> [REQUIRED TASK] Will you give every entry again exactly as it stands?

> [Dataset items]
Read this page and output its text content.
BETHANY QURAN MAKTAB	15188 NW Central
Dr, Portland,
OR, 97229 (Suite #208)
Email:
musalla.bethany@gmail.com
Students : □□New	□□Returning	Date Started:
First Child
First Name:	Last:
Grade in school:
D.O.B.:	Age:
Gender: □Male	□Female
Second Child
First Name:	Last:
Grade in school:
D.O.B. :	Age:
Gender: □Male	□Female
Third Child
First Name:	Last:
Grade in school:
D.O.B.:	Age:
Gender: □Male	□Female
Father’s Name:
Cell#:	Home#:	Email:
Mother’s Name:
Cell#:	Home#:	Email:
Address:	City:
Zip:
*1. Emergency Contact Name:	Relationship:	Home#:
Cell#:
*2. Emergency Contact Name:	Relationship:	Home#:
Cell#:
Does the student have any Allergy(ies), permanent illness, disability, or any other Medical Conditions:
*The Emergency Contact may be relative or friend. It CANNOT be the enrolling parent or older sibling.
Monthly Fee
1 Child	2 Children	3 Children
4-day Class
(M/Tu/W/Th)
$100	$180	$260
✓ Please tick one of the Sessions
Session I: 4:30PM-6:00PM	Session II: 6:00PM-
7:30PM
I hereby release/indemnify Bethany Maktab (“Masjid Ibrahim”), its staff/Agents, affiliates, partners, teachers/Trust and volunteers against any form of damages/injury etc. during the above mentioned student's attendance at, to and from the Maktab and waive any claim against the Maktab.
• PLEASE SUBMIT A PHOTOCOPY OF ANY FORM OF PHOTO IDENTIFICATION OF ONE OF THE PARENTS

> [COMPLETE RESPONSE]
Read this page and output its text content.
BETHANY QURAN MAKTAB	15188 NW Central
Dr, Portland,
OR, 97229 (Suite #208)
Email:
musalla.bethany@gmail.com
Students : □□New	□□Returning	Date Started:
First Child
First Name:	Last:
Grade in school:
D.O.B.:	Age:
Gender: □Male	□Female
Second Child
First Name:	Last:
Grade in school:
D.O.B. :	Age:
Gender: □Male	□Female
Third Child
First Name:	Last:
Grade in school:
D.O.B.:	Age:
Gender: □Male	□Female
Father’s Name:
Cell#:	Home#:	Email:
Mother’s Name:
Cell#:	Home#:	Email:
Address:	City:
Zip:
*1. Emergency Contact Name:	Relationship:	Home#:
Cell#:
*2. Emergency Contact Name:	Relationship:	Home#:
Cell#:
Does the student have any Allergy(ies), permanent illness, disability, or any other Medical Conditions:
*The Emergency Contact may be relative or friend. It CANNOT be the enrolling parent or older sibling.
Monthly Fee
1 Child	2 Children	3 Children
4-day Class
(M/Tu/W/Th)
$100	$180	$260
✓ Please tick one of the Sessions
Session I: 4:30PM-6:00PM	Session II: 6:00PM-
7:30PM
I hereby release/indemnify Bethany Maktab (“Masjid Ibrahim”), its staff/Agents, affiliates, partners, teachers/Trust and volunteers against any form of damages/injury etc. during the above mentioned student's attendance at, to and from the Maktab and waive any claim against the Maktab.
• PLEASE SUBMIT A PHOTOCOPY OF ANY FORM OF PHOTO IDENTIFICATION OF ONE OF THE PARENTS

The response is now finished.